## Supplied entries

_ _ _

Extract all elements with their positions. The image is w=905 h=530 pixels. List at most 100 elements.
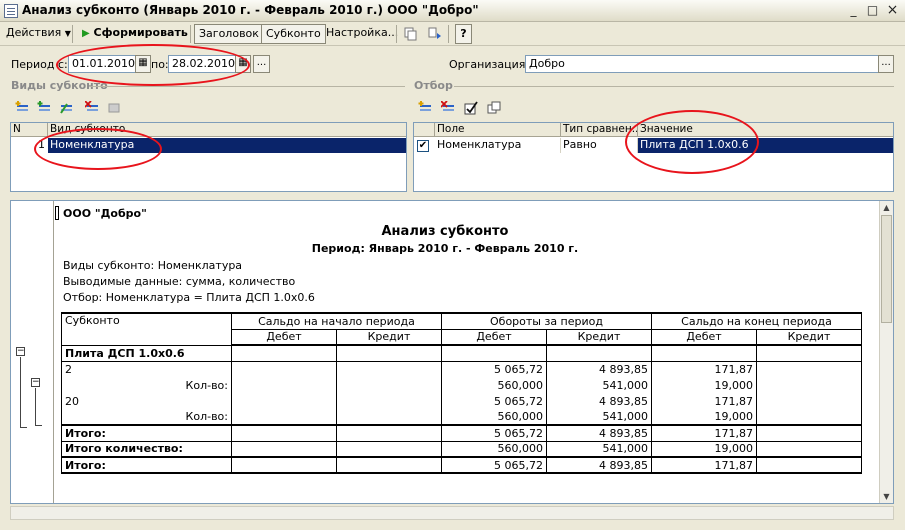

_ _ _

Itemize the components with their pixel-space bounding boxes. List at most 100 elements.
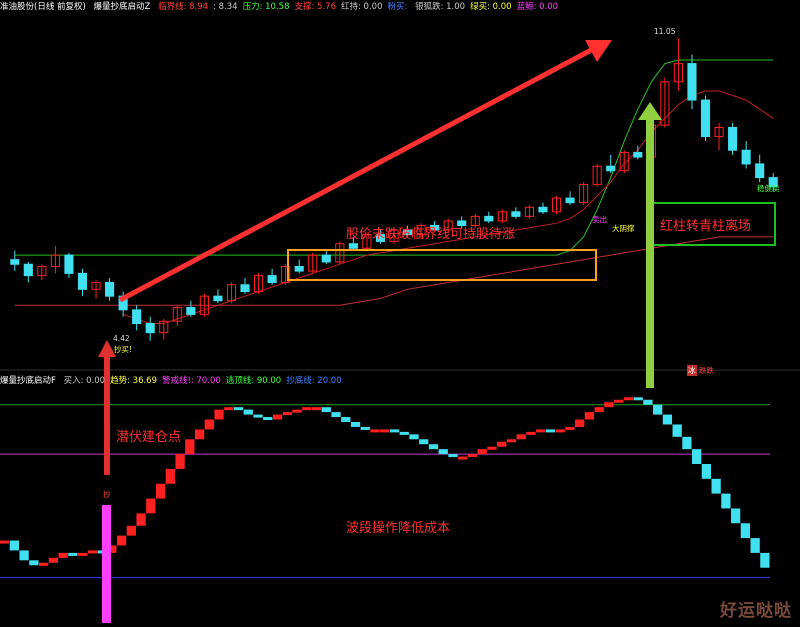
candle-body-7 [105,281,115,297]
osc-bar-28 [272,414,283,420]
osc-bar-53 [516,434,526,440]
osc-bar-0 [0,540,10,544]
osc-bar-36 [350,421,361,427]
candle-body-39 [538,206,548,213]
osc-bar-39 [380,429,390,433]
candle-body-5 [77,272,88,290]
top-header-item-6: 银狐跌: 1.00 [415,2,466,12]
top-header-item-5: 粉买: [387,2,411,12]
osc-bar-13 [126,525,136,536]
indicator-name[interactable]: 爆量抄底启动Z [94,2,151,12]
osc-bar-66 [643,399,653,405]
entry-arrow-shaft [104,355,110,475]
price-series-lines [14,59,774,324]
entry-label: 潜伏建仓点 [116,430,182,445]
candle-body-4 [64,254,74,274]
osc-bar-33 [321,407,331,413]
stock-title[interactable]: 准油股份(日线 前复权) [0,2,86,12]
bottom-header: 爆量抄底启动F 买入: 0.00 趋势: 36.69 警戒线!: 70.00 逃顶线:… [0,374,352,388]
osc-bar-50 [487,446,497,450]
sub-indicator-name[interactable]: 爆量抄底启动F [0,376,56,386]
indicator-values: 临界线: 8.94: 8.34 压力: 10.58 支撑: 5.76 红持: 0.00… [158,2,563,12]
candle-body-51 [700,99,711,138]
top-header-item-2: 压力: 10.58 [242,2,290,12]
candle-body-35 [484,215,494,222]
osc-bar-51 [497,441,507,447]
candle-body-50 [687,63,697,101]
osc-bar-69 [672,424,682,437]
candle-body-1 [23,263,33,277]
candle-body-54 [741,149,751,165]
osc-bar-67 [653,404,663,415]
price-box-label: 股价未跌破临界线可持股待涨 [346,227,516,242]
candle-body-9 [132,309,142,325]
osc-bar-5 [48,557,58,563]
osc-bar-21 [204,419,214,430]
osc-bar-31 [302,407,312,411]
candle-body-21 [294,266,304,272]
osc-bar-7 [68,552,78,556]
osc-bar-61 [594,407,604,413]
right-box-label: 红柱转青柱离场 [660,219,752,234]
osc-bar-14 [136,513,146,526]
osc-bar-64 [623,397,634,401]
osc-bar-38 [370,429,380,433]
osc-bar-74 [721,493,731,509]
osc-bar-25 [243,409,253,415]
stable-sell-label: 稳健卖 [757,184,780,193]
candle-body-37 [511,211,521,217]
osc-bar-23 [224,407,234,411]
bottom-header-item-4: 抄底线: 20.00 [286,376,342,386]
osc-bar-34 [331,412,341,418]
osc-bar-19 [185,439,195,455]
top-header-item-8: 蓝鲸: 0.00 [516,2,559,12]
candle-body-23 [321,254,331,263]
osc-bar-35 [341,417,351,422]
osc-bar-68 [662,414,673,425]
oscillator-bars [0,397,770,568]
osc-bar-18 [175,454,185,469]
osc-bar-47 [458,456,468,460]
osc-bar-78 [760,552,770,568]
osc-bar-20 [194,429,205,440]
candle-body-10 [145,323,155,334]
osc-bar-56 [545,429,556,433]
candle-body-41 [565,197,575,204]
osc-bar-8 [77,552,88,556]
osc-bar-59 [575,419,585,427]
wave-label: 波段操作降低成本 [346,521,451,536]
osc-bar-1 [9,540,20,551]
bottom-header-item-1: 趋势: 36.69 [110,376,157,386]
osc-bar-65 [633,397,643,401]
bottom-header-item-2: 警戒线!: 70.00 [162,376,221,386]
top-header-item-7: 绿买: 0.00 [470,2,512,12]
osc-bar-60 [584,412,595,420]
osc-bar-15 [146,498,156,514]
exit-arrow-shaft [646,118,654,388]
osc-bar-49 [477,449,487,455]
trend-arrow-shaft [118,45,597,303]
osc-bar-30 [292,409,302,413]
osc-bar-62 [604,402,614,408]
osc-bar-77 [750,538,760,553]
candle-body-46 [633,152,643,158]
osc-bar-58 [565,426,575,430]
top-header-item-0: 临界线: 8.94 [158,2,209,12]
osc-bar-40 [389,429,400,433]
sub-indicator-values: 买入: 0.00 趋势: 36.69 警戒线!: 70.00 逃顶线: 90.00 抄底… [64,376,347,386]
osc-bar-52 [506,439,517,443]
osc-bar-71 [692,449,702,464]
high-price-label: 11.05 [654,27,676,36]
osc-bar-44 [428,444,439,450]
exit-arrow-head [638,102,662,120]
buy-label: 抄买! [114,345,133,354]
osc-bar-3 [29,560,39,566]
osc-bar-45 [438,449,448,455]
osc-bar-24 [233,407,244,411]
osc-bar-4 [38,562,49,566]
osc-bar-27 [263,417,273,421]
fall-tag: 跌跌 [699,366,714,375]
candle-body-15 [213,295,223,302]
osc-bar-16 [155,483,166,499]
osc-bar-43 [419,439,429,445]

_ _ _

## Exercise objective
Copy the item lines from the line with "Itemize the components" through the line with "top-header-item-6: 银狐跌: 1.00 [415,2,466,12]", both included, and leave out the pictures.

## Task response
Itemize the components with their pixel-space bounding boxes. List at most 100 elements.
candle-body-7 [105,281,115,297]
osc-bar-28 [272,414,283,420]
osc-bar-53 [516,434,526,440]
osc-bar-0 [0,540,10,544]
osc-bar-36 [350,421,361,427]
candle-body-39 [538,206,548,213]
osc-bar-39 [380,429,390,433]
candle-body-5 [77,272,88,290]
top-header-item-6: 银狐跌: 1.00 [415,2,466,12]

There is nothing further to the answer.